### Problem to work on
Type out the material below exactly.

### Data for this task
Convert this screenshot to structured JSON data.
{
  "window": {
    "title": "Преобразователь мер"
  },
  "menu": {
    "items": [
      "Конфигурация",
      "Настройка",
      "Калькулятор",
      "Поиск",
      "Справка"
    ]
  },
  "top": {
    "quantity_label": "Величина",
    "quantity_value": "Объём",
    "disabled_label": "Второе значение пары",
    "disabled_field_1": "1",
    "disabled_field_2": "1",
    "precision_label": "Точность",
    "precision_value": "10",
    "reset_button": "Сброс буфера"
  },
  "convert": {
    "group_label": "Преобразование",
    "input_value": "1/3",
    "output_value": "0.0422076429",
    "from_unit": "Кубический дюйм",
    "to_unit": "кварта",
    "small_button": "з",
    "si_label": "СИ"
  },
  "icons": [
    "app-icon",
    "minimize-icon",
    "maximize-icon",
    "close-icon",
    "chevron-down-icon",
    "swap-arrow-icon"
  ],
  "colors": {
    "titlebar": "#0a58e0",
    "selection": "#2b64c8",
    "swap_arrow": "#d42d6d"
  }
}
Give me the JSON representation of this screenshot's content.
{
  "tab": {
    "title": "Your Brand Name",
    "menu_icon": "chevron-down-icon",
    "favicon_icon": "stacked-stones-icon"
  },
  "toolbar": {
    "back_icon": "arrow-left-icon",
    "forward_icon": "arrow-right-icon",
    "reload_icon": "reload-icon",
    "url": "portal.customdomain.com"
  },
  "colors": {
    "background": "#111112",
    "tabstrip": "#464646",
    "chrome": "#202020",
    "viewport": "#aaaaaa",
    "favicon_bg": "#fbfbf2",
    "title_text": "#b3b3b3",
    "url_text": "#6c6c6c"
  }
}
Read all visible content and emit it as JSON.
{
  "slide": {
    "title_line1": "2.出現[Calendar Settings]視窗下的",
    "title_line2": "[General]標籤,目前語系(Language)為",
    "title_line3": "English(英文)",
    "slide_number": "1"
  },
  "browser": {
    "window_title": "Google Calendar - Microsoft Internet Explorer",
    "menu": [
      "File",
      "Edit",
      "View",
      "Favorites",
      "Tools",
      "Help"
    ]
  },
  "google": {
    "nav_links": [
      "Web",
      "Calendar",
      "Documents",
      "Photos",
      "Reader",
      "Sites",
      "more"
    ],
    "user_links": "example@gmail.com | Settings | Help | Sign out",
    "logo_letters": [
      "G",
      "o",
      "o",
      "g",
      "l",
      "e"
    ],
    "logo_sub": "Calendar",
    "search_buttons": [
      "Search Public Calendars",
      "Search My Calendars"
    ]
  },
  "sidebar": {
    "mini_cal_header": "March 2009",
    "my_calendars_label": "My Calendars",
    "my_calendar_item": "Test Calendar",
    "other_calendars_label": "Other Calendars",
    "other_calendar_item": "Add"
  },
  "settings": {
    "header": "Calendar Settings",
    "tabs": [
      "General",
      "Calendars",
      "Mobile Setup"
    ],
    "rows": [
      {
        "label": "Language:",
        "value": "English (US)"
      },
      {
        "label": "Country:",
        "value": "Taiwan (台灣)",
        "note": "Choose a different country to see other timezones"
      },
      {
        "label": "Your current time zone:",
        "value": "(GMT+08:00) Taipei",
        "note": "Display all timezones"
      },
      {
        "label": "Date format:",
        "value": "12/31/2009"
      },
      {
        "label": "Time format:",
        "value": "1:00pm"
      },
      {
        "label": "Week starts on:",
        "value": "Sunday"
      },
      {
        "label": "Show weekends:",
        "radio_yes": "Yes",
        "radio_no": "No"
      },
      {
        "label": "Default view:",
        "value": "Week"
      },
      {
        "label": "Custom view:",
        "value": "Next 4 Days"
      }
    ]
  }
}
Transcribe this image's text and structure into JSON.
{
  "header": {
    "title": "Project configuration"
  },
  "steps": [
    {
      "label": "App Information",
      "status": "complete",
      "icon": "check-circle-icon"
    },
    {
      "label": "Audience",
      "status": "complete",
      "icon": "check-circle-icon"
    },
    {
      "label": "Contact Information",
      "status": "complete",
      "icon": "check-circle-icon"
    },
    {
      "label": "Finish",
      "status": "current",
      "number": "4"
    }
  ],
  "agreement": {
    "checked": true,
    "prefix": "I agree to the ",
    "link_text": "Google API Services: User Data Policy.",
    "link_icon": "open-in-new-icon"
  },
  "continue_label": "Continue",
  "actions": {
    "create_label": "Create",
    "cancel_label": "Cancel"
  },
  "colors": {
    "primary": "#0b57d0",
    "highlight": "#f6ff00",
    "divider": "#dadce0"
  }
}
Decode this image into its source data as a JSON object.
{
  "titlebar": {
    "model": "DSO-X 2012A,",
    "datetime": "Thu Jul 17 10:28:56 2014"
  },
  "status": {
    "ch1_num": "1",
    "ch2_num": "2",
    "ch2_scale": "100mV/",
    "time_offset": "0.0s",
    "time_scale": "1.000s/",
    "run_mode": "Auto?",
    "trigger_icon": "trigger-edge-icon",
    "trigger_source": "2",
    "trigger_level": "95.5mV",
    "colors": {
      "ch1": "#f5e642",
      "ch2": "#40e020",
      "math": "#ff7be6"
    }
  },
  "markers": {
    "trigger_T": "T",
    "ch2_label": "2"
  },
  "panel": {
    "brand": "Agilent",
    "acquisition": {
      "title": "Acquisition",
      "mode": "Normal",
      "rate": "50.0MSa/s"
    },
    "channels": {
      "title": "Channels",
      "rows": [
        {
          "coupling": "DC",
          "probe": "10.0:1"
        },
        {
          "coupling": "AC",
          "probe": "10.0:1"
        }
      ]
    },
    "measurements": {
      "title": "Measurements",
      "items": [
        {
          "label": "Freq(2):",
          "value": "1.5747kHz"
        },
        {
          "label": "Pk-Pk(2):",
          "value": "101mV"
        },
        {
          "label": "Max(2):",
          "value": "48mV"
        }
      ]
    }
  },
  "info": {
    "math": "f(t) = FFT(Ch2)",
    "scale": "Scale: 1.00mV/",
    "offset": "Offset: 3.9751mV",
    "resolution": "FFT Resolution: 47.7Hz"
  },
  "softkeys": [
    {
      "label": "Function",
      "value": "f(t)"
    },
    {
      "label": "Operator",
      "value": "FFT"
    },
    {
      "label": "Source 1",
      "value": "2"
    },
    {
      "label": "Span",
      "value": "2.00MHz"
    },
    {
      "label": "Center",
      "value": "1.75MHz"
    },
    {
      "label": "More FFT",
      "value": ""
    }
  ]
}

### Reply to the task
Convert this screenshot to structured JSON data.
{
  "window": {
    "title": "Преобразователь мер"
  },
  "menu": {
    "items": [
      "Конфигурация",
      "Настройка",
      "Калькулятор",
      "Поиск",
      "Справка"
    ]
  },
  "top": {
    "quantity_label": "Величина",
    "quantity_value": "Объём",
    "disabled_label": "Второе значение пары",
    "disabled_field_1": "1",
    "disabled_field_2": "1",
    "precision_label": "Точность",
    "precision_value": "10",
    "reset_button": "Сброс буфера"
  },
  "convert": {
    "group_label": "Преобразование",
    "input_value": "1/3",
    "output_value": "0.0422076429",
    "from_unit": "Кубический дюйм",
    "to_unit": "кварта",
    "small_button": "з",
    "si_label": "СИ"
  },
  "icons": [
    "app-icon",
    "minimize-icon",
    "maximize-icon",
    "close-icon",
    "chevron-down-icon",
    "swap-arrow-icon"
  ],
  "colors": {
    "titlebar": "#0a58e0",
    "selection": "#2b64c8",
    "swap_arrow": "#d42d6d"
  }
}
Give me the JSON representation of this screenshot's content.
{
  "tab": {
    "title": "Your Brand Name",
    "menu_icon": "chevron-down-icon",
    "favicon_icon": "stacked-stones-icon"
  },
  "toolbar": {
    "back_icon": "arrow-left-icon",
    "forward_icon": "arrow-right-icon",
    "reload_icon": "reload-icon",
    "url": "portal.customdomain.com"
  },
  "colors": {
    "background": "#111112",
    "tabstrip": "#464646",
    "chrome": "#202020",
    "viewport": "#aaaaaa",
    "favicon_bg": "#fbfbf2",
    "title_text": "#b3b3b3",
    "url_text": "#6c6c6c"
  }
}
Read all visible content and emit it as JSON.
{
  "slide": {
    "title_line1": "2.出現[Calendar Settings]視窗下的",
    "title_line2": "[General]標籤,目前語系(Language)為",
    "title_line3": "English(英文)",
    "slide_number": "1"
  },
  "browser": {
    "window_title": "Google Calendar - Microsoft Internet Explorer",
    "menu": [
      "File",
      "Edit",
      "View",
      "Favorites",
      "Tools",
      "Help"
    ]
  },
  "google": {
    "nav_links": [
      "Web",
      "Calendar",
      "Documents",
      "Photos",
      "Reader",
      "Sites",
      "more"
    ],
    "user_links": "example@gmail.com | Settings | Help | Sign out",
    "logo_letters": [
      "G",
      "o",
      "o",
      "g",
      "l",
      "e"
    ],
    "logo_sub": "Calendar",
    "search_buttons": [
      "Search Public Calendars",
      "Search My Calendars"
    ]
  },
  "sidebar": {
    "mini_cal_header": "March 2009",
    "my_calendars_label": "My Calendars",
    "my_calendar_item": "Test Calendar",
    "other_calendars_label": "Other Calendars",
    "other_calendar_item": "Add"
  },
  "settings": {
    "header": "Calendar Settings",
    "tabs": [
      "General",
      "Calendars",
      "Mobile Setup"
    ],
    "rows": [
      {
        "label": "Language:",
        "value": "English (US)"
      },
      {
        "label": "Country:",
        "value": "Taiwan (台灣)",
        "note": "Choose a different country to see other timezones"
      },
      {
        "label": "Your current time zone:",
        "value": "(GMT+08:00) Taipei",
        "note": "Display all timezones"
      },
      {
        "label": "Date format:",
        "value": "12/31/2009"
      },
      {
        "label": "Time format:",
        "value": "1:00pm"
      },
      {
        "label": "Week starts on:",
        "value": "Sunday"
      },
      {
        "label": "Show weekends:",
        "radio_yes": "Yes",
        "radio_no": "No"
      },
      {
        "label": "Default view:",
        "value": "Week"
      },
      {
        "label": "Custom view:",
        "value": "Next 4 Days"
      }
    ]
  }
}
Transcribe this image's text and structure into JSON.
{
  "header": {
    "title": "Project configuration"
  },
  "steps": [
    {
      "label": "App Information",
      "status": "complete",
      "icon": "check-circle-icon"
    },
    {
      "label": "Audience",
      "status": "complete",
      "icon": "check-circle-icon"
    },
    {
      "label": "Contact Information",
      "status": "complete",
      "icon": "check-circle-icon"
    },
    {
      "label": "Finish",
      "status": "current",
      "number": "4"
    }
  ],
  "agreement": {
    "checked": true,
    "prefix": "I agree to the ",
    "link_text": "Google API Services: User Data Policy.",
    "link_icon": "open-in-new-icon"
  },
  "continue_label": "Continue",
  "actions": {
    "create_label": "Create",
    "cancel_label": "Cancel"
  },
  "colors": {
    "primary": "#0b57d0",
    "highlight": "#f6ff00",
    "divider": "#dadce0"
  }
}
Decode this image into its source data as a JSON object.
{
  "titlebar": {
    "model": "DSO-X 2012A,",
    "datetime": "Thu Jul 17 10:28:56 2014"
  },
  "status": {
    "ch1_num": "1",
    "ch2_num": "2",
    "ch2_scale": "100mV/",
    "time_offset": "0.0s",
    "time_scale": "1.000s/",
    "run_mode": "Auto?",
    "trigger_icon": "trigger-edge-icon",
    "trigger_source": "2",
    "trigger_level": "95.5mV",
    "colors": {
      "ch1": "#f5e642",
      "ch2": "#40e020",
      "math": "#ff7be6"
    }
  },
  "markers": {
    "trigger_T": "T",
    "ch2_label": "2"
  },
  "panel": {
    "brand": "Agilent",
    "acquisition": {
      "title": "Acquisition",
      "mode": "Normal",
      "rate": "50.0MSa/s"
    },
    "channels": {
      "title": "Channels",
      "rows": [
        {
          "coupling": "DC",
          "probe": "10.0:1"
        },
        {
          "coupling": "AC",
          "probe": "10.0:1"
        }
      ]
    },
    "measurements": {
      "title": "Measurements",
      "items": [
        {
          "label": "Freq(2):",
          "value": "1.5747kHz"
        },
        {
          "label": "Pk-Pk(2):",
          "value": "101mV"
        },
        {
          "label": "Max(2):",
          "value": "48mV"
        }
      ]
    }
  },
  "info": {
    "math": "f(t) = FFT(Ch2)",
    "scale": "Scale: 1.00mV/",
    "offset": "Offset: 3.9751mV",
    "resolution": "FFT Resolution: 47.7Hz"
  },
  "softkeys": [
    {
      "label": "Function",
      "value": "f(t)"
    },
    {
      "label": "Operator",
      "value": "FFT"
    },
    {
      "label": "Source 1",
      "value": "2"
    },
    {
      "label": "Span",
      "value": "2.00MHz"
    },
    {
      "label": "Center",
      "value": "1.75MHz"
    },
    {
      "label": "More FFT",
      "value": ""
    }
  ]
}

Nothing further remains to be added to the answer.